Provided records.
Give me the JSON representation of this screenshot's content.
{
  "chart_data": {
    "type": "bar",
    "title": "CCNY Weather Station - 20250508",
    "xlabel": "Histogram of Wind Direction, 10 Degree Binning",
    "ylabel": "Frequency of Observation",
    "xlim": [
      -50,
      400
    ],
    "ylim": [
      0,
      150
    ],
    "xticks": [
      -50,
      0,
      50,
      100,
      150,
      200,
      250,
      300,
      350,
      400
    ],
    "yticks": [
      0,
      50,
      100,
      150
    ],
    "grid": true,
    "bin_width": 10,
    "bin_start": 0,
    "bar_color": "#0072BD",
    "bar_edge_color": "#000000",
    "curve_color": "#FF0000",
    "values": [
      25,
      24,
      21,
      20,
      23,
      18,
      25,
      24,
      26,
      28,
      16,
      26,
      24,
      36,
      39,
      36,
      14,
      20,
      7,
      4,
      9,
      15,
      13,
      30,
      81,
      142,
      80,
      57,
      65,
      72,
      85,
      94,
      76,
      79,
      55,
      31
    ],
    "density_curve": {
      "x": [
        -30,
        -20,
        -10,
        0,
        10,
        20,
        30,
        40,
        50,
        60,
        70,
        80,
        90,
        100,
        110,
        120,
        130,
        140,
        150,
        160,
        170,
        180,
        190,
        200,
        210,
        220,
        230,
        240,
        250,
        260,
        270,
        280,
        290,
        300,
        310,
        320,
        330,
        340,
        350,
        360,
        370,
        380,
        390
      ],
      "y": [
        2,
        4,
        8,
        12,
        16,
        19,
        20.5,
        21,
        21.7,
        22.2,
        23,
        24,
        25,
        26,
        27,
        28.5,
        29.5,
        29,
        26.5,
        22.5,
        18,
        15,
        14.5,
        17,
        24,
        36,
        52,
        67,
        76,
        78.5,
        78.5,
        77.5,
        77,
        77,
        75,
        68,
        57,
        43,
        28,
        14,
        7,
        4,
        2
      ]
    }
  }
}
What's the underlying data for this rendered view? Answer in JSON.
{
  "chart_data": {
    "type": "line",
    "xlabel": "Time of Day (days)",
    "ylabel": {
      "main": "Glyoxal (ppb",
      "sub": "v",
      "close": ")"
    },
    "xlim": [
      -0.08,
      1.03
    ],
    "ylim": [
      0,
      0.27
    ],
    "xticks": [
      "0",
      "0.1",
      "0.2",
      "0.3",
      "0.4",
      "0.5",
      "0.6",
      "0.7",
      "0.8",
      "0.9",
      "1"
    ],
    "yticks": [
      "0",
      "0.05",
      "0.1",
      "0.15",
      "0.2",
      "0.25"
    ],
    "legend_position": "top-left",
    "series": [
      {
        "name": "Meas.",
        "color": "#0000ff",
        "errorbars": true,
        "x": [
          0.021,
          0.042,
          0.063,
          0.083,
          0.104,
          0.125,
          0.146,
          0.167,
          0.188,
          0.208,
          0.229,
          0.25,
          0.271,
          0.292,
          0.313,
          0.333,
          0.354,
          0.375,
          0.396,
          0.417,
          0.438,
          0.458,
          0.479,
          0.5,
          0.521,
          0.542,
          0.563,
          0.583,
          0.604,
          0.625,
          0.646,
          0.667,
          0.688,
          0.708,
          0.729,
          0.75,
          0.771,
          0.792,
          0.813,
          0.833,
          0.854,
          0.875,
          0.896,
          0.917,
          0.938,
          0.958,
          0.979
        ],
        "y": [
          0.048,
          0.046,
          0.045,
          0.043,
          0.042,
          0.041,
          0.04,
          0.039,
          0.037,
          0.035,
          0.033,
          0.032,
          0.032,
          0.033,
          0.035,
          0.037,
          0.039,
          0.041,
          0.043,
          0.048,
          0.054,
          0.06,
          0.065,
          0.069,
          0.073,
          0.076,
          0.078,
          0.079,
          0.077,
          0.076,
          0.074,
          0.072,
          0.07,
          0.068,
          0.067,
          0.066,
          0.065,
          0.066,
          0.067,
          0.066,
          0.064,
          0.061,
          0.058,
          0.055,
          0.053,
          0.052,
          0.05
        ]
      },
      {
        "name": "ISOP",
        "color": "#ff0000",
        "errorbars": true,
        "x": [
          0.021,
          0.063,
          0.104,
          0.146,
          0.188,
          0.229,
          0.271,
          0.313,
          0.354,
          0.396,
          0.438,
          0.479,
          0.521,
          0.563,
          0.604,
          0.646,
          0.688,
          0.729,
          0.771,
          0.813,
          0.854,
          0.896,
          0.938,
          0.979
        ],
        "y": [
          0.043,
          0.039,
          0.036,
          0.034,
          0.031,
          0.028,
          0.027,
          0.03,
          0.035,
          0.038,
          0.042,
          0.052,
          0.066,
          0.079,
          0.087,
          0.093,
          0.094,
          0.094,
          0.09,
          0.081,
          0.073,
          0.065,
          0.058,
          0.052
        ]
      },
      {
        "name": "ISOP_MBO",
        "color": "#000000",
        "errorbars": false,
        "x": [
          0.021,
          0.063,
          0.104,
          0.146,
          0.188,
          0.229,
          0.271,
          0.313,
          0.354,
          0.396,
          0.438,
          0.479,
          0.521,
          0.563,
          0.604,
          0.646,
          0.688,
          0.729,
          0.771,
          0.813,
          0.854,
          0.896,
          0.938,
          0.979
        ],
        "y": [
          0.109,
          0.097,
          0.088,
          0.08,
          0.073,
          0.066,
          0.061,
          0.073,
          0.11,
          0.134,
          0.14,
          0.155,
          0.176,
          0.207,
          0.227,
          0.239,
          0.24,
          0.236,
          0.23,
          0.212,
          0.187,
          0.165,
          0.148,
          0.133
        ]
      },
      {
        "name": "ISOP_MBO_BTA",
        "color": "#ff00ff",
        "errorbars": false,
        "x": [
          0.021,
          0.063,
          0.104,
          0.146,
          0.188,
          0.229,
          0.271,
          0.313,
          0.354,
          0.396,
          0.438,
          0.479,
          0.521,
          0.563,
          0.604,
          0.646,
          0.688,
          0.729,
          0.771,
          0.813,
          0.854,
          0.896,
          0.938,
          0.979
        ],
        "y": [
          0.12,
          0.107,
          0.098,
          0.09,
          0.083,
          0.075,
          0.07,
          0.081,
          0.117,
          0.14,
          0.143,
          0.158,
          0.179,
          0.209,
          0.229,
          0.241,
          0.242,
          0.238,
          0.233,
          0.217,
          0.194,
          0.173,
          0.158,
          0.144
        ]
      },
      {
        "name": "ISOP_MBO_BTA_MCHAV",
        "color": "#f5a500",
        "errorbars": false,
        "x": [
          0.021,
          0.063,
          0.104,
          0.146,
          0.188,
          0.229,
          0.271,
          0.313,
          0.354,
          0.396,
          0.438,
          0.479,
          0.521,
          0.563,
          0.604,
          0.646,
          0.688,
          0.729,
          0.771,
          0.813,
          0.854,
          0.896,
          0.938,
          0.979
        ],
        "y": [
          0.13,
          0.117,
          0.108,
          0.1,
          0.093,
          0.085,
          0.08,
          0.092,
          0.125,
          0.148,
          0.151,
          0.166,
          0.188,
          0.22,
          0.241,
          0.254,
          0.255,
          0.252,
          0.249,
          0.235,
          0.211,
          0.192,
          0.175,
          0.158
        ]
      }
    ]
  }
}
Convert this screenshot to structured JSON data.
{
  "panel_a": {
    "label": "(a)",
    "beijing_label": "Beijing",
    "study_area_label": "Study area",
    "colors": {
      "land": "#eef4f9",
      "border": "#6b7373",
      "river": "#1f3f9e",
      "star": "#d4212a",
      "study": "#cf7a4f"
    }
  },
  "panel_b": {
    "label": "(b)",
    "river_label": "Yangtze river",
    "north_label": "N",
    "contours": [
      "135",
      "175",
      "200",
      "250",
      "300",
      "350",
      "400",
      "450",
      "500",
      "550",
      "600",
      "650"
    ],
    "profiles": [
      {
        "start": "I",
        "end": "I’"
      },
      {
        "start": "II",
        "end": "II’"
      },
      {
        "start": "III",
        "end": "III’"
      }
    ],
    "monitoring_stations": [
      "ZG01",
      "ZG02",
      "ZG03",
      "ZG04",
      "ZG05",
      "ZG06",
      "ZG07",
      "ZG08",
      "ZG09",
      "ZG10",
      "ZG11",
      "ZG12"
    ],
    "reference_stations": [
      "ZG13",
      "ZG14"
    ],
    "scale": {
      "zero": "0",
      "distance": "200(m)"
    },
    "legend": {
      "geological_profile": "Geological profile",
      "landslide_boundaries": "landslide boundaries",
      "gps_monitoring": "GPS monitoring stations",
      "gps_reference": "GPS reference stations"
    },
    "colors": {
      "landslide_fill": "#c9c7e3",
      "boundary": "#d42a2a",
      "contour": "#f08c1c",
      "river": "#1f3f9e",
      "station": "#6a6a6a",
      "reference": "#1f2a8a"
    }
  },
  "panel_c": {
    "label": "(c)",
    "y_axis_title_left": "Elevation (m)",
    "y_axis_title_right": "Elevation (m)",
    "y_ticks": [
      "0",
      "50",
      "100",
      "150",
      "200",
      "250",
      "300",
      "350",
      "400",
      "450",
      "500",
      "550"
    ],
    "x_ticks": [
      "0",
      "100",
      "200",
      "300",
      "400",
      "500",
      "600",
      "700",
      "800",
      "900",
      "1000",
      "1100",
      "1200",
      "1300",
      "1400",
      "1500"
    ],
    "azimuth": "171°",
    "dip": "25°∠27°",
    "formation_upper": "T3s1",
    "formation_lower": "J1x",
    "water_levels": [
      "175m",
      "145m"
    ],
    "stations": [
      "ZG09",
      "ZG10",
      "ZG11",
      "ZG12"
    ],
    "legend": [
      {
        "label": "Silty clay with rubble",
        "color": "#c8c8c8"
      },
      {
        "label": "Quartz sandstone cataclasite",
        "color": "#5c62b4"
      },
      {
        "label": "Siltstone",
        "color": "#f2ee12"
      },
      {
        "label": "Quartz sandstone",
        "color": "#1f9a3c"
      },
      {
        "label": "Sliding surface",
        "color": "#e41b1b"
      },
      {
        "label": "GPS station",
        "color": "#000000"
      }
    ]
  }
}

Short problem. Filter the records down to the lines that contain the string "sandstone", and copy those lines.

Exercise answer.
        "label": "Quartz sandstone cataclasite",
        "label": "Quartz sandstone",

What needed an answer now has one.